▶ _AIM OF THE TASK_
All records must be quoted exactly. Omit the pictures.

▶ _DATA FOR THIS EXERCISE_

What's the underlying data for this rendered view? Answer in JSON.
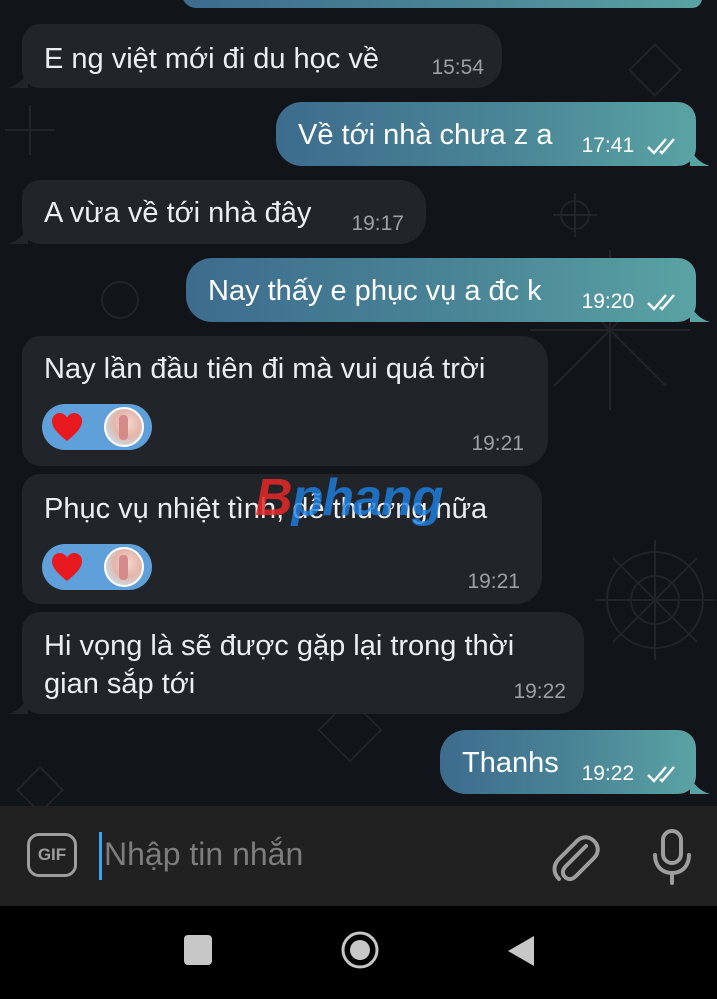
{
  "watermark": {
    "text": "Bphang"
  },
  "messages": [
    {
      "dir": "in",
      "text": "E ng việt mới đi du học về",
      "time": "15:54"
    },
    {
      "dir": "out",
      "text": "Về tới nhà chưa z a",
      "time": "17:41",
      "status": "read"
    },
    {
      "dir": "in",
      "text": "A vừa về tới nhà đây",
      "time": "19:17"
    },
    {
      "dir": "out",
      "text": "Nay thấy e phục vụ a đc k",
      "time": "19:20",
      "status": "read"
    },
    {
      "dir": "in",
      "text": "Nay lần đầu tiên đi mà vui quá trời",
      "time": "19:21",
      "reactions": [
        "heart-icon",
        "user-avatar"
      ]
    },
    {
      "dir": "in",
      "text": "Phục vụ nhiệt tình, dễ thương nữa",
      "time": "19:21",
      "reactions": [
        "heart-icon",
        "user-avatar"
      ]
    },
    {
      "dir": "in",
      "text_line1": "Hi vọng là sẽ được gặp lại trong thời",
      "text_line2": "gian sắp tới",
      "time": "19:22"
    },
    {
      "dir": "out",
      "text": "Thanhs",
      "time": "19:22",
      "status": "read"
    }
  ],
  "input": {
    "placeholder": "Nhập tin nhắn",
    "gif_label": "GIF"
  },
  "icons": {
    "gif": "gif-icon",
    "attach": "paperclip-icon",
    "voice": "microphone-icon",
    "nav": [
      "recents-square-icon",
      "home-circle-icon",
      "back-triangle-icon"
    ]
  },
  "colors": {
    "incoming_bubble": "#212529",
    "outgoing_bubble_start": "#3d6c8e",
    "outgoing_bubble_end": "#5aa3a4",
    "reaction_pill": "#5f9fda",
    "background": "#111418",
    "cursor": "#3ba3ef"
  }
}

▶ _ANSWER FOR THIS EXERCISE_
What's the underlying data for this rendered view? Answer in JSON.
{
  "watermark": {
    "text": "Bphang"
  },
  "messages": [
    {
      "dir": "in",
      "text": "E ng việt mới đi du học về",
      "time": "15:54"
    },
    {
      "dir": "out",
      "text": "Về tới nhà chưa z a",
      "time": "17:41",
      "status": "read"
    },
    {
      "dir": "in",
      "text": "A vừa về tới nhà đây",
      "time": "19:17"
    },
    {
      "dir": "out",
      "text": "Nay thấy e phục vụ a đc k",
      "time": "19:20",
      "status": "read"
    },
    {
      "dir": "in",
      "text": "Nay lần đầu tiên đi mà vui quá trời",
      "time": "19:21",
      "reactions": [
        "heart-icon",
        "user-avatar"
      ]
    },
    {
      "dir": "in",
      "text": "Phục vụ nhiệt tình, dễ thương nữa",
      "time": "19:21",
      "reactions": [
        "heart-icon",
        "user-avatar"
      ]
    },
    {
      "dir": "in",
      "text_line1": "Hi vọng là sẽ được gặp lại trong thời",
      "text_line2": "gian sắp tới",
      "time": "19:22"
    },
    {
      "dir": "out",
      "text": "Thanhs",
      "time": "19:22",
      "status": "read"
    }
  ],
  "input": {
    "placeholder": "Nhập tin nhắn",
    "gif_label": "GIF"
  },
  "icons": {
    "gif": "gif-icon",
    "attach": "paperclip-icon",
    "voice": "microphone-icon",
    "nav": [
      "recents-square-icon",
      "home-circle-icon",
      "back-triangle-icon"
    ]
  },
  "colors": {
    "incoming_bubble": "#212529",
    "outgoing_bubble_start": "#3d6c8e",
    "outgoing_bubble_end": "#5aa3a4",
    "reaction_pill": "#5f9fda",
    "background": "#111418",
    "cursor": "#3ba3ef"
  }
}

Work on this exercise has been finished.